- [GIVEN REQUEST]
Write out the entries again exactly as they are given.

"""

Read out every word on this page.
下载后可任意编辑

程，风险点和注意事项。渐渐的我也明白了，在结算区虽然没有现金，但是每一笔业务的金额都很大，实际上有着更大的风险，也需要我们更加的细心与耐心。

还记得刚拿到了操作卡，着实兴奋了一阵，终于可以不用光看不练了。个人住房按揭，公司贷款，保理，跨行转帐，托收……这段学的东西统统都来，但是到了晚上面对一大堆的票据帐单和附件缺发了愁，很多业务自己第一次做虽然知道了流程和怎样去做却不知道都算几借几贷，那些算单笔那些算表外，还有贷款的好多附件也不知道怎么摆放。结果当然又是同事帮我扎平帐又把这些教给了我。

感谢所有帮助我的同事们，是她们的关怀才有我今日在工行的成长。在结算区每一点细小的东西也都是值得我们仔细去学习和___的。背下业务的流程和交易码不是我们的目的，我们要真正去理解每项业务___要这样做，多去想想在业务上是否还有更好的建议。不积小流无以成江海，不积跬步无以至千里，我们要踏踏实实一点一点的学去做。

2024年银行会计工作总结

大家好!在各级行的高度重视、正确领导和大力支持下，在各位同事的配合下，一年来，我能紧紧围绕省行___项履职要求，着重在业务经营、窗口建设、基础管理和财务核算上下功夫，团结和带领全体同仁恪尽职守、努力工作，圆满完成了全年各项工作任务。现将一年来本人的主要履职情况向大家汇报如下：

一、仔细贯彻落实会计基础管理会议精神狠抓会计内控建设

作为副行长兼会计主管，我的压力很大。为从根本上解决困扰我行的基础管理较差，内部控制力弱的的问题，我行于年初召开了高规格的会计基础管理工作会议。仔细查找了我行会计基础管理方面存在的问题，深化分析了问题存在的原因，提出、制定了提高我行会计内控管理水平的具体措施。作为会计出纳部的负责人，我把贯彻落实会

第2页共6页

"""

- [WRITTEN SOLUTION]
Read out every word on this page.
下载后可任意编辑

程，风险点和注意事项。渐渐的我也明白了，在结算区虽然没有现金，但是每一笔业务的金额都很大，实际上有着更大的风险，也需要我们更加的细心与耐心。

还记得刚拿到了操作卡，着实兴奋了一阵，终于可以不用光看不练了。个人住房按揭，公司贷款，保理，跨行转帐，托收……这段学的东西统统都来，但是到了晚上面对一大堆的票据帐单和附件缺发了愁，很多业务自己第一次做虽然知道了流程和怎样去做却不知道都算几借几贷，那些算单笔那些算表外，还有贷款的好多附件也不知道怎么摆放。结果当然又是同事帮我扎平帐又把这些教给了我。

感谢所有帮助我的同事们，是她们的关怀才有我今日在工行的成长。在结算区每一点细小的东西也都是值得我们仔细去学习和___的。背下业务的流程和交易码不是我们的目的，我们要真正去理解每项业务___要这样做，多去想想在业务上是否还有更好的建议。不积小流无以成江海，不积跬步无以至千里，我们要踏踏实实一点一点的学去做。

2024年银行会计工作总结

大家好!在各级行的高度重视、正确领导和大力支持下，在各位同事的配合下，一年来，我能紧紧围绕省行___项履职要求，着重在业务经营、窗口建设、基础管理和财务核算上下功夫，团结和带领全体同仁恪尽职守、努力工作，圆满完成了全年各项工作任务。现将一年来本人的主要履职情况向大家汇报如下：

一、仔细贯彻落实会计基础管理会议精神狠抓会计内控建设

作为副行长兼会计主管，我的压力很大。为从根本上解决困扰我行的基础管理较差，内部控制力弱的的问题，我行于年初召开了高规格的会计基础管理工作会议。仔细查找了我行会计基础管理方面存在的问题，深化分析了问题存在的原因，提出、制定了提高我行会计内控管理水平的具体措施。作为会计出纳部的负责人，我把贯彻落实会

第2页共6页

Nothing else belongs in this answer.